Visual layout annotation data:
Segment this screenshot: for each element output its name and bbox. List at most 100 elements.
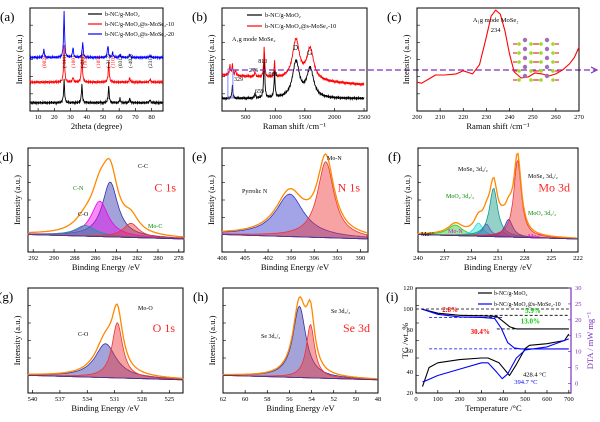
- annotation: 234: [491, 27, 502, 34]
- x-tick-label: 240: [413, 255, 423, 262]
- element-label: O 1s: [153, 321, 176, 335]
- x-tick-label: 534: [82, 396, 93, 403]
- x-tick-label: 400: [498, 396, 508, 403]
- y-axis-label: Intensity (a.u.): [12, 175, 22, 225]
- panel-label: (f): [388, 149, 401, 164]
- series-line-0: [221, 52, 365, 102]
- element-label: C 1s: [154, 181, 176, 195]
- series-line: [416, 9, 580, 84]
- x-tick-label: 260: [551, 114, 561, 121]
- x-tick-label: 280: [153, 255, 163, 262]
- envelope-fit: [223, 296, 377, 380]
- y2-tick-label: 25: [575, 301, 582, 308]
- x-tick-label: 399: [286, 255, 296, 262]
- y2-tick-label: 15: [575, 333, 582, 340]
- annotation: 276: [249, 68, 258, 74]
- x-tick-label: 288: [70, 255, 80, 262]
- se-atom: [517, 69, 521, 73]
- y-axis-label: Intensity (a.u.): [207, 315, 217, 365]
- x-tick-label: 0: [414, 396, 417, 403]
- x-tick-label: 54: [308, 396, 315, 403]
- x-tick-label: 60: [116, 114, 123, 121]
- x-tick-label: 80: [148, 114, 155, 121]
- annotation: 813: [258, 59, 267, 65]
- y2-tick-label: 20: [575, 317, 582, 324]
- peak-annotation: MoO₂ 3d₅/₂: [528, 211, 556, 217]
- mo-atom: [544, 37, 550, 43]
- series-line-3: [422, 338, 569, 383]
- se-atom: [539, 42, 543, 46]
- x-tick-label: 282: [132, 255, 142, 262]
- se-atom: [551, 51, 555, 55]
- panel-label: (e): [192, 149, 206, 164]
- peak-annotation: Se 3d₃/₂: [331, 309, 350, 315]
- annotation: 394.7 °C: [514, 379, 537, 386]
- series-line-1: [29, 45, 164, 86]
- mo-atom: [522, 64, 528, 70]
- se-atom: [529, 69, 533, 73]
- y-tick-label: 60: [407, 348, 414, 355]
- x-tick-label: 408: [217, 255, 227, 262]
- x-tick-label: 284: [112, 255, 123, 262]
- highlight-box: [227, 68, 234, 99]
- x-axis-label: Binding Energy /eV: [72, 262, 141, 272]
- x-tick-label: 405: [240, 255, 250, 262]
- x-tick-label: 56: [286, 396, 293, 403]
- series-line-0: [29, 78, 164, 106]
- se-atom: [539, 78, 543, 82]
- x-tick-label: 100: [433, 396, 443, 403]
- panel-label: (h): [193, 289, 208, 304]
- panel-g: (g) 540 537 534 531 528 525 Binding Energy /eV I…: [0, 287, 184, 413]
- legend-label: b-NC/g-MoO₂: [105, 12, 140, 18]
- peak-label: (103): [81, 56, 88, 68]
- series-line-2: [421, 333, 570, 387]
- annotation: 13.0%: [521, 318, 540, 326]
- baseline: [221, 234, 369, 240]
- panel-c: (c) 200 210 220 230 240 250 260 270 Raman shift /…: [387, 7, 584, 131]
- x-tick-label: 300: [477, 396, 487, 403]
- x-tick-label: 270: [574, 114, 584, 121]
- x-tick-label: 525: [164, 396, 174, 403]
- peak-annotation: Mo-C: [148, 224, 162, 230]
- envelope-fit: [222, 153, 367, 234]
- x-tick-label: 1000: [269, 114, 282, 121]
- x-tick-label: 50: [353, 396, 360, 403]
- y-tick-label: 80: [407, 327, 414, 334]
- x-axis-label: Binding Energy /eV: [266, 403, 335, 413]
- annotation: A₁g mode MoSe₂: [473, 17, 519, 24]
- x-axis-label: Binding Energy /eV: [464, 262, 533, 272]
- annotation: 659: [255, 89, 264, 95]
- y-axis-label: TG /wt. %: [400, 323, 410, 359]
- peak-annotation: C-N: [73, 186, 84, 192]
- annotation: D: [293, 44, 298, 52]
- y-axis-label: Intensity (a.u.): [14, 34, 24, 84]
- peak-annotation: Mo-N: [448, 229, 463, 235]
- peak-annotation: Mo⁶⁺: [421, 231, 435, 238]
- se-atom: [529, 42, 533, 46]
- x-tick-label: 700: [564, 396, 574, 403]
- panel-h: (h) 62 60 58 56 54 52 50 48 Binding Energy /eV Int…: [193, 287, 381, 413]
- x-tick-label: 600: [542, 396, 552, 403]
- x-tick-label: 210: [435, 114, 445, 121]
- x-tick-label: 228: [520, 255, 530, 262]
- peak-annotation: Mo-O: [138, 306, 153, 312]
- envelope-fit: [28, 157, 185, 238]
- mo-atom: [522, 46, 528, 52]
- x-tick-label: 60: [242, 396, 249, 403]
- se-atom: [517, 42, 521, 46]
- x-tick-label: 402: [263, 255, 273, 262]
- se-atom: [529, 78, 533, 82]
- annotation: 30.4%: [471, 328, 490, 336]
- annotation: 428.4 °C: [523, 371, 546, 378]
- series-line-2: [29, 10, 164, 61]
- panel-label: (a): [0, 9, 14, 24]
- se-atom: [517, 78, 521, 82]
- x-tick-label: 528: [137, 396, 147, 403]
- panel-f: (f) 240 237 234 231 228 225 222 Binding Energy /…: [388, 147, 583, 272]
- peak-label: (231): [147, 56, 154, 68]
- annotation: 2.8%: [442, 306, 458, 314]
- panel-label: (c): [387, 9, 401, 24]
- peak-annotation: C-C: [138, 164, 148, 170]
- series-line-1: [421, 308, 569, 350]
- panel-a: (a) 10 20 30 40 50 60 70 80 2theta (degree) Intens…: [0, 7, 174, 131]
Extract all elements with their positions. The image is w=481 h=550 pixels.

Goal: Express every line of the data above as a JSON list of strings, one string per line, with blank lines skipped and the pictures left out.

Result of the task:
[
  "Segment this screenshot: for each element output its name and bbox. List at most 100 elements.",
  "- annotation: 234: [491, 27, 502, 34]",
  "- x-tick-label: 240: [413, 255, 423, 262]",
  "- element-label: O 1s: [153, 321, 176, 335]",
  "- x-tick-label: 534: [82, 396, 93, 403]",
  "- x-tick-label: 400: [498, 396, 508, 403]",
  "- y-axis-label: Intensity (a.u.): [12, 175, 22, 225]",
  "- panel-label: (f): [388, 149, 401, 164]",
  "- series-line-0: [221, 52, 365, 102]",
  "- element-label: C 1s: [154, 181, 176, 195]",
  "- series-line: [416, 9, 580, 84]",
  "- x-tick-label: 260: [551, 114, 561, 121]",
  "- x-tick-label: 280: [153, 255, 163, 262]",
  "- envelope-fit: [223, 296, 377, 380]",
  "- y2-tick-label: 25: [575, 301, 582, 308]",
  "- x-tick-label: 399: [286, 255, 296, 262]",
  "- y2-tick-label: 15: [575, 333, 582, 340]",
  "- annotation: 276: [249, 68, 258, 74]",
  "- x-tick-label: 288: [70, 255, 80, 262]",
  "- se-atom: [517, 69, 521, 73]",
  "- y-axis-label: Intensity (a.u.): [207, 315, 217, 365]",
  "- x-tick-label: 0: [414, 396, 417, 403]",
  "- x-tick-label: 54: [308, 396, 315, 403]",
  "- x-tick-label: 60: [116, 114, 123, 121]",
  "- x-tick-label: 80: [148, 114, 155, 121]",
  "- annotation: 813: [258, 59, 267, 65]",
  "- y2-tick-label: 20: [575, 317, 582, 324]",
  "- peak-annotation: MoO₂ 3d₅/₂: [528, 211, 556, 217]",
  "- mo-atom: [544, 37, 550, 43]",
  "- series-line-3: [422, 338, 569, 383]",
  "- se-atom: [539, 42, 543, 46]",
  "- x-tick-label: 282: [132, 255, 142, 262]",
  "- se-atom: [551, 51, 555, 55]",
  "- panel-label: (e): [192, 149, 206, 164]",
  "- peak-annotation: Se 3d₃/₂: [331, 309, 350, 315]",
  "- annotation: 394.7 °C: [514, 379, 537, 386]",
  "- series-line-1: [29, 45, 164, 86]",
  "- mo-atom: [522, 64, 528, 70]",
  "- se-atom: [529, 69, 533, 73]",
  "- y-tick-label: 60: [407, 348, 414, 355]",
  "- x-tick-label: 408: [217, 255, 227, 262]",
  "- x-tick-label: 284: [112, 255, 123, 262]",
  "- highlight-box: [227, 68, 234, 99]",
  "- x-axis-label: Binding Energy /eV: [72, 262, 141, 272]",
  "- x-tick-label: 405: [240, 255, 250, 262]",
  "- x-tick-label: 56: [286, 396, 293, 403]",
  "- series-line-0: [29, 78, 164, 106]",
  "- se-atom: [539, 78, 543, 82]",
  "- x-tick-label: 100: [433, 396, 443, 403]",
  "- panel-label: (h): [193, 289, 208, 304]",
  "- panel-g: (g) 540 537 534 531 528 525 Binding Energy /eV I…: [0, 287, 184, 413]",
  "- legend-label: b-NC/g-MoO₂: [105, 12, 140, 18]",
  "- peak-label: (103): [81, 56, 88, 68]",
  "- series-line-2: [421, 333, 570, 387]",
  "- annotation: 13.0%: [521, 318, 540, 326]",
  "- baseline: [221, 234, 369, 240]",
  "- panel-c: (c) 200 210 220 230 240 250 260 270 Raman shift /…: [387, 7, 584, 131]",
  "- x-tick-label: 300: [477, 396, 487, 403]",
  "- x-tick-label: 270: [574, 114, 584, 121]",
  "- x-tick-label: 525: [164, 396, 174, 403]",
  "- peak-annotation: Mo-C: [148, 224, 162, 230]",
  "- envelope-fit: [222, 153, 367, 234]",
  "- x-tick-label: 1000: [269, 114, 282, 121]",
  "- x-tick-label: 50: [353, 396, 360, 403]",
  "- y-tick-label: 80: [407, 327, 414, 334]",
  "- x-axis-label: Binding Energy /eV: [266, 403, 335, 413]",
  "- annotation: A₁g mode MoSe₂: [473, 17, 519, 24]",
  "- x-axis-label: Binding Energy /eV: [464, 262, 533, 272]",
  "- annotation: 659: [255, 89, 264, 95]",
  "- y-axis-label: TG /wt. %: [400, 323, 410, 359]",
  "- peak-annotation: C-N: [73, 186, 84, 192]",
  "- annotation: D: [293, 44, 298, 52]",
  "- y-axis-label: Intensity (a.u.): [14, 34, 24, 84]",
  "- peak-annotation: Mo-N: [448, 229, 463, 235]",
  "- peak-annotation: Mo⁶⁺: [421, 231, 435, 238]",
  "- se-atom: [529, 42, 533, 46]",
  "- x-tick-label: 700: [564, 396, 574, 403]",
  "- panel-h: (h) 62 60 58 56 54 52 50 48 Binding Energy /eV Int…: [193, 287, 381, 413]",
  "- x-tick-label: 600: [542, 396, 552, 403]",
  "- x-tick-label: 210: [435, 114, 445, 121]",
  "- x-tick-label: 228: [520, 255, 530, 262]",
  "- peak-annotation: Mo-O: [138, 306, 153, 312]",
  "- envelope-fit: [28, 157, 185, 238]",
  "- mo-atom: [522, 46, 528, 52]",
  "- x-tick-label: 60: [242, 396, 249, 403]",
  "- se-atom: [517, 42, 521, 46]",
  "- x-tick-label: 402: [263, 255, 273, 262]",
  "- se-atom: [529, 78, 533, 82]",
  "- annotation: 30.4%: [471, 328, 490, 336]",
  "- annotation: 428.4 °C: [523, 371, 546, 378]",
  "- series-line-2: [29, 10, 164, 61]",
  "- panel-label: (a): [0, 9, 14, 24]",
  "- se-atom: [517, 78, 521, 82]",
  "- x-tick-label: 528: [137, 396, 147, 403]",
  "- panel-f: (f) 240 237 234 231 228 225 222 Binding Energy /…: [388, 147, 583, 272]",
  "- peak-label: (231): [147, 56, 154, 68]",
  "- annotation: 2.8%: [442, 306, 458, 314]",
  "- panel-label: (c): [387, 9, 401, 24]",
  "- peak-annotation: C-C: [138, 164, 148, 170]",
  "- series-line-1: [421, 308, 569, 350]",
  "- panel-a: (a) 10 20 30 40 50 60 70 80 2theta (degree) Intens…: [0, 7, 174, 131]",
  "Extract all elements with their positions. The image is w=481 h=550 pixels."
]